# Exercise
Return each line that holds the word "Csak".

# Material
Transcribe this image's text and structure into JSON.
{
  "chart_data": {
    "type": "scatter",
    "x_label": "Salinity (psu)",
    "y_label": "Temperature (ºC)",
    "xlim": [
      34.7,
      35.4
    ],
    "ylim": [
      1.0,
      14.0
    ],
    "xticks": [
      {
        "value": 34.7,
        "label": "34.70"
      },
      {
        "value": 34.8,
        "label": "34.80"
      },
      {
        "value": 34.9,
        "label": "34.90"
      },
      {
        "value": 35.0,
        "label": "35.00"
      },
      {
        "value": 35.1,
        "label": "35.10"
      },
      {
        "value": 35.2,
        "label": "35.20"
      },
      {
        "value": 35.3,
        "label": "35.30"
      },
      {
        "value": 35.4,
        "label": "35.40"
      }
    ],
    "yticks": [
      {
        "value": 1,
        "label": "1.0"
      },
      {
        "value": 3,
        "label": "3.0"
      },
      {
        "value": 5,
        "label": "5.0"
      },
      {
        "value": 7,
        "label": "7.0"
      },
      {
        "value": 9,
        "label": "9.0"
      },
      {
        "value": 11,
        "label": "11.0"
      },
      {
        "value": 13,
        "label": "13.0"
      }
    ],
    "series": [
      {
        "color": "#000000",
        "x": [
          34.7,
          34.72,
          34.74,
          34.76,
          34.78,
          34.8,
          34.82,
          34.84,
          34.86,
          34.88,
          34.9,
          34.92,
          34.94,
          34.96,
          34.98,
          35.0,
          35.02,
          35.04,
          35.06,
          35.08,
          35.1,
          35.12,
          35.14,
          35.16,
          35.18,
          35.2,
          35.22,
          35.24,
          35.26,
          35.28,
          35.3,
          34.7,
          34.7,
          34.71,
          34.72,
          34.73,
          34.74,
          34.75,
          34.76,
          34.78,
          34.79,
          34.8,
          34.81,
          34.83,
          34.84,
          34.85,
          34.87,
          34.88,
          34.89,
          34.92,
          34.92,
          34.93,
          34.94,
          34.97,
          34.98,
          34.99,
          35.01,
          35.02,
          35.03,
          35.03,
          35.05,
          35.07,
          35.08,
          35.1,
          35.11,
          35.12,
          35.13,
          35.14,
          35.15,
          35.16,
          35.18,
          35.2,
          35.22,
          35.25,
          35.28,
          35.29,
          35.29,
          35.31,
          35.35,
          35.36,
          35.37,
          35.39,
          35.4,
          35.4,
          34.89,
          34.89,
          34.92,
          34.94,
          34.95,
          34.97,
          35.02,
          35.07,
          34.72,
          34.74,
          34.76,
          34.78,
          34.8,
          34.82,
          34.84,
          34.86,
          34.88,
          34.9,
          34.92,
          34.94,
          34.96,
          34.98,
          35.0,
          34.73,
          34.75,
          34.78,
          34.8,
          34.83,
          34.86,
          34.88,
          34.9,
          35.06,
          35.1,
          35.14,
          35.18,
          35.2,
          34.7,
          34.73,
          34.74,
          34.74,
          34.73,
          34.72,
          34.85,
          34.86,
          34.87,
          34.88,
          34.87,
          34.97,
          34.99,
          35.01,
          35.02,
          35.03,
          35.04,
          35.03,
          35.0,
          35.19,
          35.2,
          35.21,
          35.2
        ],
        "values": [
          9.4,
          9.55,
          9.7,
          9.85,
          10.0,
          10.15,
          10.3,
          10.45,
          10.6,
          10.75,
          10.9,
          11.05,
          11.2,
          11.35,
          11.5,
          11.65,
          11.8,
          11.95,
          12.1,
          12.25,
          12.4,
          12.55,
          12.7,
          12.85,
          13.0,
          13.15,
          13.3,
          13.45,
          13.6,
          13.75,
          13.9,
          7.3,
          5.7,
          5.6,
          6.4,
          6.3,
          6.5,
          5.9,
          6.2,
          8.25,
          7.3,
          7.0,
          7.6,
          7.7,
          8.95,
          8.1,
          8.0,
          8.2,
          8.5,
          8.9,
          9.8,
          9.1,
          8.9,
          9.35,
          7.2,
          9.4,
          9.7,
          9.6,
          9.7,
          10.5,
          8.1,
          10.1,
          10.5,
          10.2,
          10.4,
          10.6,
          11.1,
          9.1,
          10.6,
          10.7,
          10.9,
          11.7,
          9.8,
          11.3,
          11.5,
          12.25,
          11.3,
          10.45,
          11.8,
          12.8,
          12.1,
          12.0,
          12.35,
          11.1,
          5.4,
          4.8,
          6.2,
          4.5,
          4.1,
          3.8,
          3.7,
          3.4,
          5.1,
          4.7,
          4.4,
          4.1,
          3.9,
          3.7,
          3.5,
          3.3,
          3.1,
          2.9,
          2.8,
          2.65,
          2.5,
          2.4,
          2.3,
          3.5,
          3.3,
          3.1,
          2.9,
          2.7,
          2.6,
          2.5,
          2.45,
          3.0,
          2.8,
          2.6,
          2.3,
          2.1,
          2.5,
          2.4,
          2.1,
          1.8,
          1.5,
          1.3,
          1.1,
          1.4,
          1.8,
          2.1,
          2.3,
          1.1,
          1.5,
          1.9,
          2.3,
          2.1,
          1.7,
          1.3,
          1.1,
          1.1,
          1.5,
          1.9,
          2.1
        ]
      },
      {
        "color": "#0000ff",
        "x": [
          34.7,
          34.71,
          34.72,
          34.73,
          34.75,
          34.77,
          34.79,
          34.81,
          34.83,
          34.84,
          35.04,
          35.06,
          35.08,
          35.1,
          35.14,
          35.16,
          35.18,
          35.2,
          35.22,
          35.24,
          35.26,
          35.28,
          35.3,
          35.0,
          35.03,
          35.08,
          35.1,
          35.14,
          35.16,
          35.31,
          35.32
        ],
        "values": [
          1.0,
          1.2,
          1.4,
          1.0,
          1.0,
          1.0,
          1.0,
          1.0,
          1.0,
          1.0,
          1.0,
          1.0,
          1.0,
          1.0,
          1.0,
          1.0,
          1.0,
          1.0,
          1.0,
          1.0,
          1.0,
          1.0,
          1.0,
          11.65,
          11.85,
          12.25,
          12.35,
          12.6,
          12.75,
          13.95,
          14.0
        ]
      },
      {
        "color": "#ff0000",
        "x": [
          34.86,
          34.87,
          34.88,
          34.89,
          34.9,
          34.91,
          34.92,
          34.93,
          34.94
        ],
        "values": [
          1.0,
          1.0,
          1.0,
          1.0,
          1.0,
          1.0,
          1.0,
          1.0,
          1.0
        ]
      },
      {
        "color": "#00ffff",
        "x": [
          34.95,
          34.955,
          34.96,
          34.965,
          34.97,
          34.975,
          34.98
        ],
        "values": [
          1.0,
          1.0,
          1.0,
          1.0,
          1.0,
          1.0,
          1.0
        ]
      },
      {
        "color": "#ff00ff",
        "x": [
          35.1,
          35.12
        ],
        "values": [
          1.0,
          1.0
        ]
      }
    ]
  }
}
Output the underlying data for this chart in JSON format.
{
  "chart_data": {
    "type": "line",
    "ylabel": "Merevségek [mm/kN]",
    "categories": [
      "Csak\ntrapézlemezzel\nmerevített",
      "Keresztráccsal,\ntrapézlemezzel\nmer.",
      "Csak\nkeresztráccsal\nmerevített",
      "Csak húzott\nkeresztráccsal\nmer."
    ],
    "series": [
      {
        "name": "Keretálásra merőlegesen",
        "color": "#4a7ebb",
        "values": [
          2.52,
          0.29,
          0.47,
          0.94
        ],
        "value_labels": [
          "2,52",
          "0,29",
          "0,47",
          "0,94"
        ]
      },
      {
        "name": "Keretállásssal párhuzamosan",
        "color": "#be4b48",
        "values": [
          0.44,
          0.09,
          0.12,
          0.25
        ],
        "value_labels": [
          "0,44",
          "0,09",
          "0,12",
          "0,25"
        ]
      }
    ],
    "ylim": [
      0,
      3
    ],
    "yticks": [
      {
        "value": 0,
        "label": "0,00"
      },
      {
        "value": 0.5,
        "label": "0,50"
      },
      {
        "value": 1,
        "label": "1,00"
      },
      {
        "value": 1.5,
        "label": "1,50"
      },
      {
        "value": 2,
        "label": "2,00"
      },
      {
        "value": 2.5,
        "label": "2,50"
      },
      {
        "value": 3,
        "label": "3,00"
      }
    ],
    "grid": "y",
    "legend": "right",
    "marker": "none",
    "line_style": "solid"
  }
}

# Complete response
      "Csak\ntrapézlemezzel\nmerevített",
      "Csak\nkeresztráccsal\nmerevített",
      "Csak húzott\nkeresztráccsal\nmer."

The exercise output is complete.